Given problem:
After locating the line that contains "Decode this image", quote it and all lines after it through the end of the entries, and nothing more. Pictures stay out.

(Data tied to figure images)
Start
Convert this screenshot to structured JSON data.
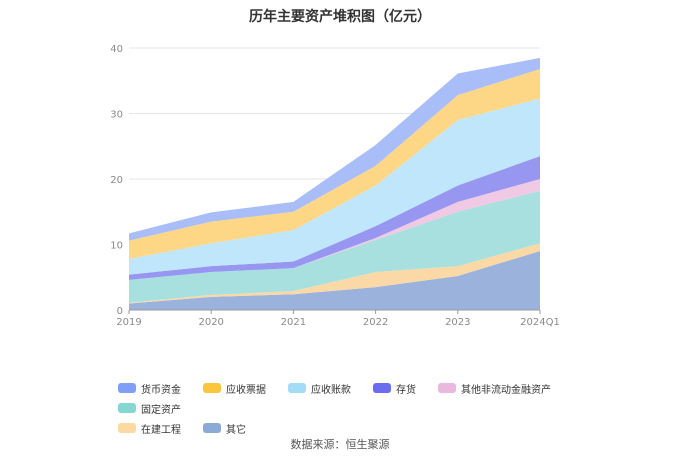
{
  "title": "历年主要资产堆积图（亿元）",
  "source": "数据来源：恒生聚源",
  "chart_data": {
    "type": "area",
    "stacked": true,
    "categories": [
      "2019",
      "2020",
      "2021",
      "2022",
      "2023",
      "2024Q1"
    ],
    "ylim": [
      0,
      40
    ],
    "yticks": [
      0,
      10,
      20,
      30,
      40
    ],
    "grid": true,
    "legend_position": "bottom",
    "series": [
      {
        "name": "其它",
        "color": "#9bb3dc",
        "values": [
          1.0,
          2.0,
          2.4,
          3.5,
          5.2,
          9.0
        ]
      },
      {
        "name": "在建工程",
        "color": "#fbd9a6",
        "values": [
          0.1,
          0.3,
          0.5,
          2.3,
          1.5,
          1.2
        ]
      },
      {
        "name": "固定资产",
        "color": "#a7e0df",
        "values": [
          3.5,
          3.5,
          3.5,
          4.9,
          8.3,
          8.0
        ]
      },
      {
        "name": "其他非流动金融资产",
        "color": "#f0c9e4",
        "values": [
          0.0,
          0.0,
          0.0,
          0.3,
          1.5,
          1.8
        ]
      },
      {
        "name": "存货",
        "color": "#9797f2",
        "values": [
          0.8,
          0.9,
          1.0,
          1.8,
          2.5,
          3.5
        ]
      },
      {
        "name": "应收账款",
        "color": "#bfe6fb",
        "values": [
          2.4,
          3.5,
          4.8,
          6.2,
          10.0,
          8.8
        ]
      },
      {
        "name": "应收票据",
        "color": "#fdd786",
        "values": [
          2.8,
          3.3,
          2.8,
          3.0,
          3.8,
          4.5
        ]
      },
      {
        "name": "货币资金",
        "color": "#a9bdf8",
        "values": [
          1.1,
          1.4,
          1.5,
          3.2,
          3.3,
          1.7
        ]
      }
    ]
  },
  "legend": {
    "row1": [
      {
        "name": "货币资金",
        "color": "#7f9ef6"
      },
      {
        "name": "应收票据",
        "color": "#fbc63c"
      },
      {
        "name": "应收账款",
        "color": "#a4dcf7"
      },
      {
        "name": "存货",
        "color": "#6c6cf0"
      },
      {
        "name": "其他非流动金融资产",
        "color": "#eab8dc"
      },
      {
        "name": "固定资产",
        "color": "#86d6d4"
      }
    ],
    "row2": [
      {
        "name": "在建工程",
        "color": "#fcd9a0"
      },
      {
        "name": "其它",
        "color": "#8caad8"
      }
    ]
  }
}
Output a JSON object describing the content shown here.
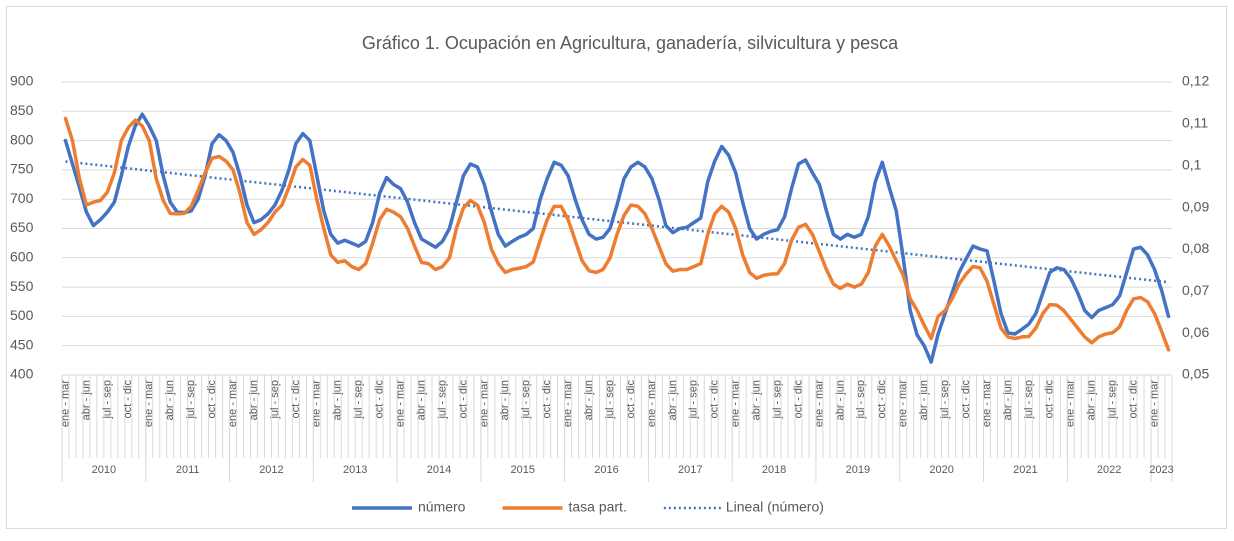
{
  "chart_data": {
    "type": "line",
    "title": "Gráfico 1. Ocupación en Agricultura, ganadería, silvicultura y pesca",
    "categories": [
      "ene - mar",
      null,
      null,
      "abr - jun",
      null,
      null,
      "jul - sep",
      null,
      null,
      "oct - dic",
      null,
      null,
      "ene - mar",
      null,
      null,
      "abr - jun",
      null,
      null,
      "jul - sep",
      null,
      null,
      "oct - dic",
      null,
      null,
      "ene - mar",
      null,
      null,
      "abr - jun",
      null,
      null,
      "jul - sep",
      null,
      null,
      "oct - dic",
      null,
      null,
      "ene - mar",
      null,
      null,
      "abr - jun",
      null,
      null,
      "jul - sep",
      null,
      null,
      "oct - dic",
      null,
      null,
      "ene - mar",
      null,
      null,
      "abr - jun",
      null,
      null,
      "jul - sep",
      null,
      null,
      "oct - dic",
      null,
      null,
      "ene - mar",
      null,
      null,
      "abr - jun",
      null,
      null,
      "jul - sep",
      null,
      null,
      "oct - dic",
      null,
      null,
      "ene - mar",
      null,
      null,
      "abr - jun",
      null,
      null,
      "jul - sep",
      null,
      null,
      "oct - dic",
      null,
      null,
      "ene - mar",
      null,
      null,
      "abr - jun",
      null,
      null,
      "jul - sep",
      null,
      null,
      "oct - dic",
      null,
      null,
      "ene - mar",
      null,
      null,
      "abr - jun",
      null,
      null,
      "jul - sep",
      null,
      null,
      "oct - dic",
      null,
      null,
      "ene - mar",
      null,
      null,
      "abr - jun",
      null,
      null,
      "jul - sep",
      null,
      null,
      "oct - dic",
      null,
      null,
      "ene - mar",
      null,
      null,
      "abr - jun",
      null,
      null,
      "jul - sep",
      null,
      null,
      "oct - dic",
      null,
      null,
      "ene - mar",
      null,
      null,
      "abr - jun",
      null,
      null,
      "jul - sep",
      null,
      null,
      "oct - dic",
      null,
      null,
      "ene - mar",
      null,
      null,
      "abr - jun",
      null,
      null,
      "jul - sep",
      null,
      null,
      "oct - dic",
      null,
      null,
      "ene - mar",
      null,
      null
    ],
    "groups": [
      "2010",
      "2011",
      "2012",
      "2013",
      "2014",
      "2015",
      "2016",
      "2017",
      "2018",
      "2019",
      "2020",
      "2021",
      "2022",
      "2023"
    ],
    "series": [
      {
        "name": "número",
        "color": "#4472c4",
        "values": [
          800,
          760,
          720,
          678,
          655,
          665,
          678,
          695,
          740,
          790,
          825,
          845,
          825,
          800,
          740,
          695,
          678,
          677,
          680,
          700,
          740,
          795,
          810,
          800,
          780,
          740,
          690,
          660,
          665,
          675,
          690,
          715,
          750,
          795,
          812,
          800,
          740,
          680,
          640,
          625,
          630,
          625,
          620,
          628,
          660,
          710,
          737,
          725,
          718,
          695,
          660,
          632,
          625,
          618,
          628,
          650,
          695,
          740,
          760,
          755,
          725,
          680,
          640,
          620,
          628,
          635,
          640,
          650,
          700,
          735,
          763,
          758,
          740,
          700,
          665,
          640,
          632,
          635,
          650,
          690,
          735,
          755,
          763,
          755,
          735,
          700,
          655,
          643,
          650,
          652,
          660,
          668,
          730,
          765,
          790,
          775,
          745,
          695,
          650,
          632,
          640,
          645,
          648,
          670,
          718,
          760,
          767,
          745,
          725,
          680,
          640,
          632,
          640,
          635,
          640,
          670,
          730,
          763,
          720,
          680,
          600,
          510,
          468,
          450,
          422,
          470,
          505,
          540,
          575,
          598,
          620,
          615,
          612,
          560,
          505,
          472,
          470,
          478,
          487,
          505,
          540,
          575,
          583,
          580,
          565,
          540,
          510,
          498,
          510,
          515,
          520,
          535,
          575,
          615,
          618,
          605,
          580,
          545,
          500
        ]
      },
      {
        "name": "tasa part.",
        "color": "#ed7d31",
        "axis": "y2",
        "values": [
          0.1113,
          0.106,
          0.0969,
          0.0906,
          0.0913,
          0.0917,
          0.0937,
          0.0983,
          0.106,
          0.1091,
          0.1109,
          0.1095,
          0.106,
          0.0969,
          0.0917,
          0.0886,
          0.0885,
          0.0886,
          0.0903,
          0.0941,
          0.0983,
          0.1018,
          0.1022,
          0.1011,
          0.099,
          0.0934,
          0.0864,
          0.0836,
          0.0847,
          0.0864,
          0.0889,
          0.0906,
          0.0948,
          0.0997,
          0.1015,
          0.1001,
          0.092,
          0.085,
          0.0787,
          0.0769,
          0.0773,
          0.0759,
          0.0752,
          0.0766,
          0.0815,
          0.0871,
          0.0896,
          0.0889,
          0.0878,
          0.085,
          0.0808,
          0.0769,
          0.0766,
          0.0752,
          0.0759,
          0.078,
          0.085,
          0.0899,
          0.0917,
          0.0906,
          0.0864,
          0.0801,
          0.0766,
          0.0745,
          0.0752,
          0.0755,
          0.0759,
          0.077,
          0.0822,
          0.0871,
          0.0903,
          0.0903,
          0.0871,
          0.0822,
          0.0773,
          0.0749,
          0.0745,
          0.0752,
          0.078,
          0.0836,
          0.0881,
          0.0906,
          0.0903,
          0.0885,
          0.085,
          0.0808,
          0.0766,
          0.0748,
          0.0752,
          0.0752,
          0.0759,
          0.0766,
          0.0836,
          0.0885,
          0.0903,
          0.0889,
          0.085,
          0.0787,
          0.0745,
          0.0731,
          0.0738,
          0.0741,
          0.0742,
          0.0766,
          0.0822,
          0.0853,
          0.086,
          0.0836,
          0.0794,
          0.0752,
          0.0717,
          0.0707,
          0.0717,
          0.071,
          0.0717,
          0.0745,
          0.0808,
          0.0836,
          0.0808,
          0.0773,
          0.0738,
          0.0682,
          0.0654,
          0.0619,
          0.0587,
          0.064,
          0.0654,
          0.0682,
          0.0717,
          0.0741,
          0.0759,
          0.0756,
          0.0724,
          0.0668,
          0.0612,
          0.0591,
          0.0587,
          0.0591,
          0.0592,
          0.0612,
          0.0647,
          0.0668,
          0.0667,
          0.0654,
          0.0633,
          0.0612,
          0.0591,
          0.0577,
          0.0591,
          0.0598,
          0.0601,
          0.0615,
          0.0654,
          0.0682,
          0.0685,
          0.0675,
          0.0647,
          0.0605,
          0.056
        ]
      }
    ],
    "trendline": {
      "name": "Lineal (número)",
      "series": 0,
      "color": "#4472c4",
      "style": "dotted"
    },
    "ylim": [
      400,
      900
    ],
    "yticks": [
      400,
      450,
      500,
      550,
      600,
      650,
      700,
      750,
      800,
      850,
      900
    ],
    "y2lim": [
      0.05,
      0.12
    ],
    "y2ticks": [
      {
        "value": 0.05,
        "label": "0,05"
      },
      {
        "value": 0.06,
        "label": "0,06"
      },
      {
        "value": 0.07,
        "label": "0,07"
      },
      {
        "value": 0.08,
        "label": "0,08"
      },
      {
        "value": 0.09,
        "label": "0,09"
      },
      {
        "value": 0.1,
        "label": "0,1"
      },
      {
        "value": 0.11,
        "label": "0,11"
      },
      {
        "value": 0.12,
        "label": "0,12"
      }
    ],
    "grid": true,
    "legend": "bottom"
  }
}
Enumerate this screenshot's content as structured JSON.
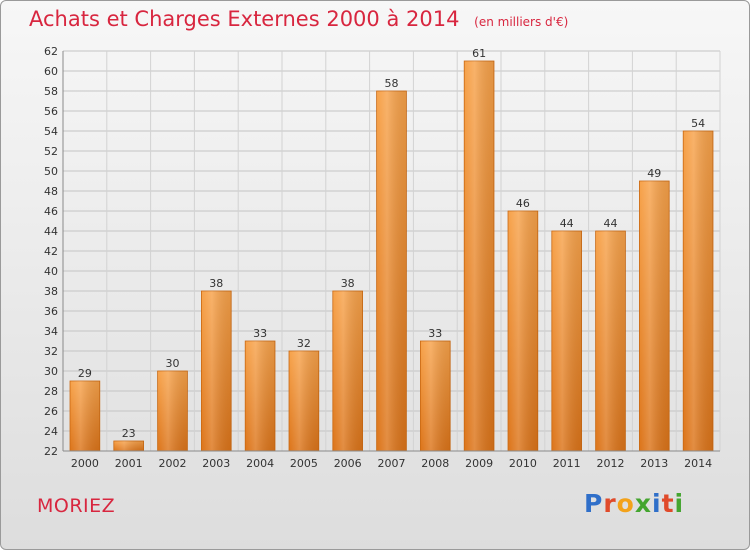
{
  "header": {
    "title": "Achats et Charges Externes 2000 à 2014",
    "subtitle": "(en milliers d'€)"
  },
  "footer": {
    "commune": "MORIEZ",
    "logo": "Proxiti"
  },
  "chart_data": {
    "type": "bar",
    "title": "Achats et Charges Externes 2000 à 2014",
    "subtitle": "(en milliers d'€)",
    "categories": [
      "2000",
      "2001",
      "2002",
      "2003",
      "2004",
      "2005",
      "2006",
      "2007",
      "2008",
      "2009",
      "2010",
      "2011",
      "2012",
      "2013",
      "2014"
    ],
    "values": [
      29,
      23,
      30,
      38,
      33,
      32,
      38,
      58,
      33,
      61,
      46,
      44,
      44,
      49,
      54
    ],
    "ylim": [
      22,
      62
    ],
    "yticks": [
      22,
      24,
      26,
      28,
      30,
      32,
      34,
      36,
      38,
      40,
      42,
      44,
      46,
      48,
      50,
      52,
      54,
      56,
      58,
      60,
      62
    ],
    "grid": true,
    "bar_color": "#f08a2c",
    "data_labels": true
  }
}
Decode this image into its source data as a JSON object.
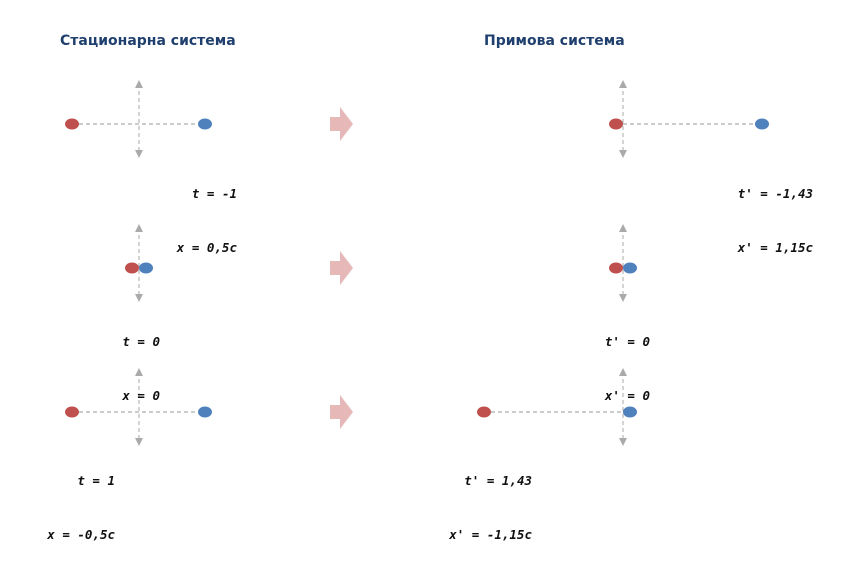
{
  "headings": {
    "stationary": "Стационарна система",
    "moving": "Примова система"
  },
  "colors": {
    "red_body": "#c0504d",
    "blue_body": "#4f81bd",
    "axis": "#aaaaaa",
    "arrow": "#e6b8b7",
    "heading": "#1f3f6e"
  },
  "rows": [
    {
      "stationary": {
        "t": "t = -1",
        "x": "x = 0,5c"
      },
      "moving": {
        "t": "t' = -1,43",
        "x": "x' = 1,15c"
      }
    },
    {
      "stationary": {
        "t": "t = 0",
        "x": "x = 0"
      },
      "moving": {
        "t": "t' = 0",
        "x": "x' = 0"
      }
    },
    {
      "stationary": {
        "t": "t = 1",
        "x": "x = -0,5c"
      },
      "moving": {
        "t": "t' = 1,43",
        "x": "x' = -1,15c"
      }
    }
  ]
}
End
Response:
Decode this image into its source data as a JSON object.
{
  "headings": {
    "stationary": "Стационарна система",
    "moving": "Примова система"
  },
  "colors": {
    "red_body": "#c0504d",
    "blue_body": "#4f81bd",
    "axis": "#aaaaaa",
    "arrow": "#e6b8b7",
    "heading": "#1f3f6e"
  },
  "rows": [
    {
      "stationary": {
        "t": "t = -1",
        "x": "x = 0,5c"
      },
      "moving": {
        "t": "t' = -1,43",
        "x": "x' = 1,15c"
      }
    },
    {
      "stationary": {
        "t": "t = 0",
        "x": "x = 0"
      },
      "moving": {
        "t": "t' = 0",
        "x": "x' = 0"
      }
    },
    {
      "stationary": {
        "t": "t = 1",
        "x": "x = -0,5c"
      },
      "moving": {
        "t": "t' = 1,43",
        "x": "x' = -1,15c"
      }
    }
  ]
}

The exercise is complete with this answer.